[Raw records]
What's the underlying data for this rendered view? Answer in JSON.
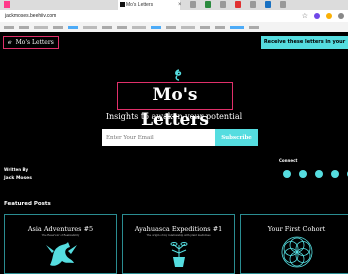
{
  "browser": {
    "tab_title": "Mo's Letters",
    "tab_close": "×",
    "url": "jackmoses.beehiiv.com"
  },
  "header": {
    "brand_mark": "ℯ",
    "brand_name": "Mo's Letters",
    "cta_label": "Receive these letters in your inbox"
  },
  "hero": {
    "title": "Mo's Letters",
    "subtitle": "Insights to awaken your potential",
    "email_placeholder": "Enter Your Email",
    "subscribe_label": "Subscribe"
  },
  "author": {
    "written_by_label": "Written By",
    "name": "Jack Moses"
  },
  "connect": {
    "label": "Connect",
    "icons": [
      "social-icon-1",
      "social-icon-2",
      "social-icon-3",
      "social-icon-4",
      "social-icon-5"
    ]
  },
  "featured": {
    "label": "Featured Posts",
    "posts": [
      {
        "title": "Asia Adventures #5",
        "subtitle": "The Reservoir of Realizability",
        "art": "dragon"
      },
      {
        "title": "Ayahuasca Expeditions #1",
        "subtitle": "The origin of my relationship with plant medicines",
        "art": "plant-pot"
      },
      {
        "title": "Your First Cohort",
        "subtitle": "",
        "art": "mandala"
      }
    ]
  },
  "colors": {
    "accent": "#55dde0",
    "highlight_box": "#e0306a",
    "background": "#000000"
  }
}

PROBLEM — Leave every image out, and retype the material exactly.

FINAL RESULT —
What's the underlying data for this rendered view? Answer in JSON.
{
  "browser": {
    "tab_title": "Mo's Letters",
    "tab_close": "×",
    "url": "jackmoses.beehiiv.com"
  },
  "header": {
    "brand_mark": "ℯ",
    "brand_name": "Mo's Letters",
    "cta_label": "Receive these letters in your inbox"
  },
  "hero": {
    "title": "Mo's Letters",
    "subtitle": "Insights to awaken your potential",
    "email_placeholder": "Enter Your Email",
    "subscribe_label": "Subscribe"
  },
  "author": {
    "written_by_label": "Written By",
    "name": "Jack Moses"
  },
  "connect": {
    "label": "Connect",
    "icons": [
      "social-icon-1",
      "social-icon-2",
      "social-icon-3",
      "social-icon-4",
      "social-icon-5"
    ]
  },
  "featured": {
    "label": "Featured Posts",
    "posts": [
      {
        "title": "Asia Adventures #5",
        "subtitle": "The Reservoir of Realizability",
        "art": "dragon"
      },
      {
        "title": "Ayahuasca Expeditions #1",
        "subtitle": "The origin of my relationship with plant medicines",
        "art": "plant-pot"
      },
      {
        "title": "Your First Cohort",
        "subtitle": "",
        "art": "mandala"
      }
    ]
  },
  "colors": {
    "accent": "#55dde0",
    "highlight_box": "#e0306a",
    "background": "#000000"
  }
}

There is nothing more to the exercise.